### Written problem
Show all lines from the data that include the word "واقعا".

### Given entries
_ _ _ _ _ _ _

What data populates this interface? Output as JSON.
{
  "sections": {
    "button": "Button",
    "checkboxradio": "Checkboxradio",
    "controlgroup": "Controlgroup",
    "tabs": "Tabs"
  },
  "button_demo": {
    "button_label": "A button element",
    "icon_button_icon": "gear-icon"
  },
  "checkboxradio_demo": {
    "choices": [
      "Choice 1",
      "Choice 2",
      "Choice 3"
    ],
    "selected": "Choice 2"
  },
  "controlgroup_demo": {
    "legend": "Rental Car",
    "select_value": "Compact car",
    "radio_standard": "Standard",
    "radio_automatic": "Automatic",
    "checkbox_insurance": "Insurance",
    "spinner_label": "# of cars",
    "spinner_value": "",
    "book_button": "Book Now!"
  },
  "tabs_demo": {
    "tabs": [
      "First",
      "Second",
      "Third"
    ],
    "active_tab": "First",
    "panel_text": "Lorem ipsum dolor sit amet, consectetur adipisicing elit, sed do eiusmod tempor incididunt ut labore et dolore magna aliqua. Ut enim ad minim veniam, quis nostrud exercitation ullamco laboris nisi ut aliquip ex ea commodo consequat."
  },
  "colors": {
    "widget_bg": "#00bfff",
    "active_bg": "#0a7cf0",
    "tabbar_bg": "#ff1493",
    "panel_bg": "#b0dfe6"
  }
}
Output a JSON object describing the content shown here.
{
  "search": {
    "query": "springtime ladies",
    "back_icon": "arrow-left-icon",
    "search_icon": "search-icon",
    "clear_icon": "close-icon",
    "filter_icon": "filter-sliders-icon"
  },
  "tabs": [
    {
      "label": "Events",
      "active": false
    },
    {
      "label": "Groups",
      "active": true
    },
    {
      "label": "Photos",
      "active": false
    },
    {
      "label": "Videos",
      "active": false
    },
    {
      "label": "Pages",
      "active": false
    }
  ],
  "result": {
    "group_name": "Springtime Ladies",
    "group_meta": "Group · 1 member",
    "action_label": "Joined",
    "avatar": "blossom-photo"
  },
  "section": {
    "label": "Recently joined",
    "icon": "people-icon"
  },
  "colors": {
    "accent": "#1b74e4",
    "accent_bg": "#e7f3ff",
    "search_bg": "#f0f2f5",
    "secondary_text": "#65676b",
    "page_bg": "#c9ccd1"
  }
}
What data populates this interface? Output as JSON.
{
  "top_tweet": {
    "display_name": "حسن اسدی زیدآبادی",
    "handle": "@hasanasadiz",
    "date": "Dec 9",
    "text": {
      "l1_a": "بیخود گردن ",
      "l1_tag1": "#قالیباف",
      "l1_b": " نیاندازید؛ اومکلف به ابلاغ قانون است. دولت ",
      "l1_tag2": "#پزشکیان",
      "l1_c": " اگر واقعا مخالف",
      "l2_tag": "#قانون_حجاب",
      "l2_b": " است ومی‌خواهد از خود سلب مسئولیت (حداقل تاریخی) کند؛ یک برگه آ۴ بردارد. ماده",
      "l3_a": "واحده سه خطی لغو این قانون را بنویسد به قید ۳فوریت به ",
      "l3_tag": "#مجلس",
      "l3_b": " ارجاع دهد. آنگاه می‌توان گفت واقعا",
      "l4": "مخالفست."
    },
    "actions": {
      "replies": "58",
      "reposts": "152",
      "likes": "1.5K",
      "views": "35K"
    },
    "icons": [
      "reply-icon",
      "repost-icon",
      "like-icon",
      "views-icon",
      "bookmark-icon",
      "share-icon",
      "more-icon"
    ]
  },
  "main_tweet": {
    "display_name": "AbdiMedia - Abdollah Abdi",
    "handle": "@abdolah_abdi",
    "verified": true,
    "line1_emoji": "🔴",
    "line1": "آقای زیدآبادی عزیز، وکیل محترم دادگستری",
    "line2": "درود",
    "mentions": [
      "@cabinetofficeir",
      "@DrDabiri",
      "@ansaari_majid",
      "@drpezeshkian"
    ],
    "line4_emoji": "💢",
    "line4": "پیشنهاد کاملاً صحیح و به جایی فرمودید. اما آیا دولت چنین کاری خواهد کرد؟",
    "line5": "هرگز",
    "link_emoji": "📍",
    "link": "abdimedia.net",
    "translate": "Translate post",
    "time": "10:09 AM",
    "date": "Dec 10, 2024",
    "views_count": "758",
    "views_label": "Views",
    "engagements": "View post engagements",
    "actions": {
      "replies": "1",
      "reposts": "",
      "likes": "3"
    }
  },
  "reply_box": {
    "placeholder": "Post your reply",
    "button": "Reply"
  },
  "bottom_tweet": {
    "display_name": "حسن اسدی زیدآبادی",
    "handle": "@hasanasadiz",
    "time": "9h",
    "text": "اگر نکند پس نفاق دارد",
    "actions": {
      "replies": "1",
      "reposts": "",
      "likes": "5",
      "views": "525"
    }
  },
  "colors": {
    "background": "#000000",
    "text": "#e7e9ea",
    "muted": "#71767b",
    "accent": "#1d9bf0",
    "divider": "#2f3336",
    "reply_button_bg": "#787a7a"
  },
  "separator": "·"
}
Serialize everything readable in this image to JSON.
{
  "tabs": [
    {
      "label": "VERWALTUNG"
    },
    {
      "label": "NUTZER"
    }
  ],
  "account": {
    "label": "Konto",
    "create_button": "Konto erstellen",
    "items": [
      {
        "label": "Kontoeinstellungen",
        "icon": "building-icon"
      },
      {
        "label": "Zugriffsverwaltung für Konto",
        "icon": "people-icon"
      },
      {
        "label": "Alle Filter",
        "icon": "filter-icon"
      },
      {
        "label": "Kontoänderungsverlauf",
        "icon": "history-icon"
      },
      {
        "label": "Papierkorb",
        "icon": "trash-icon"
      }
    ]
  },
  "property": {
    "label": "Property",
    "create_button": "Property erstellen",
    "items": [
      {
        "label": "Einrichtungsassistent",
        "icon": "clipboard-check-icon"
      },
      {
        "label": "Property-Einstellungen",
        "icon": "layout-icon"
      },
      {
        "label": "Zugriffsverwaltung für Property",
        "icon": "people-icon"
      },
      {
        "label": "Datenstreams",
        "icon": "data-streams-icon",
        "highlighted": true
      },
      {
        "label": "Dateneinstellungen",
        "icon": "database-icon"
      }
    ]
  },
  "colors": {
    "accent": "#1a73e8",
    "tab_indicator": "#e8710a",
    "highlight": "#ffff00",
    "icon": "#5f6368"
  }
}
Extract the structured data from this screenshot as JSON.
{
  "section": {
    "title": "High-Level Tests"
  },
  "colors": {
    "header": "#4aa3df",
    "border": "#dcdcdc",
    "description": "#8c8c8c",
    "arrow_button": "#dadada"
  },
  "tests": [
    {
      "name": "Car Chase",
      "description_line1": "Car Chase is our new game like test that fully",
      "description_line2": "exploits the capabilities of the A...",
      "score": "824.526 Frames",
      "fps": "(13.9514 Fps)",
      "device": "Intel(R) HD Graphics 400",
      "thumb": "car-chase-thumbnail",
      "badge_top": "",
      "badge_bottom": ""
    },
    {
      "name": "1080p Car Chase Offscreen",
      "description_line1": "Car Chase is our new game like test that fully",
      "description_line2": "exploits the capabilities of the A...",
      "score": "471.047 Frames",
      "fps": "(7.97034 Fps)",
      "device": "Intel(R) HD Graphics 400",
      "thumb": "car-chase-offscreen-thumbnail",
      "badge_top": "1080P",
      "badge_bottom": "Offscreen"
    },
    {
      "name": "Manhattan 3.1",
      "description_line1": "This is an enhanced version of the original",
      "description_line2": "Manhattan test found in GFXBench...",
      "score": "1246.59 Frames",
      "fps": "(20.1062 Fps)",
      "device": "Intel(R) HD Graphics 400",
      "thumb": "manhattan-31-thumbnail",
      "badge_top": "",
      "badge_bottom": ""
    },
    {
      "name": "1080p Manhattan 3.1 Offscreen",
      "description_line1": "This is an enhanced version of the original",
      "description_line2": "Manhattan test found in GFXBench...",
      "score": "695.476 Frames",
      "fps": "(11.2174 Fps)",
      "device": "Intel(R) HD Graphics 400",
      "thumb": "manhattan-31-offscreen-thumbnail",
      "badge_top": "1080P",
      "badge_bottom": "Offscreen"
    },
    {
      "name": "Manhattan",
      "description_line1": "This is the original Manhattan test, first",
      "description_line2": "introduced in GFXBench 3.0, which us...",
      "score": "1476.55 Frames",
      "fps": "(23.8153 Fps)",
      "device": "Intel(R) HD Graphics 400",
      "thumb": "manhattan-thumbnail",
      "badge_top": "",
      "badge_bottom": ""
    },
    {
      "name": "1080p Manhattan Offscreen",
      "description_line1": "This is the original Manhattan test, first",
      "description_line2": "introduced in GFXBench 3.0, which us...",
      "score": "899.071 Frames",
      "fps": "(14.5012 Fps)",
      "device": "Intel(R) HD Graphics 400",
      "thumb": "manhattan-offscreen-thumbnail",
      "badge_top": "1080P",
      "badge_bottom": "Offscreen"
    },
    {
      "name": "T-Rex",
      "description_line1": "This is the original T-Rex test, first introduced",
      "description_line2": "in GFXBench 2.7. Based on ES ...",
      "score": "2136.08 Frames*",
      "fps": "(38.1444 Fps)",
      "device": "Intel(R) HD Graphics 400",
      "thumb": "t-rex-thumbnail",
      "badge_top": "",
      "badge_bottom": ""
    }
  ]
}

_ _ _ _ _ _ _

### Full answer
      "l1_c": " اگر واقعا مخالف",
      "l3_b": " ارجاع دهد. آنگاه می‌توان گفت واقعا",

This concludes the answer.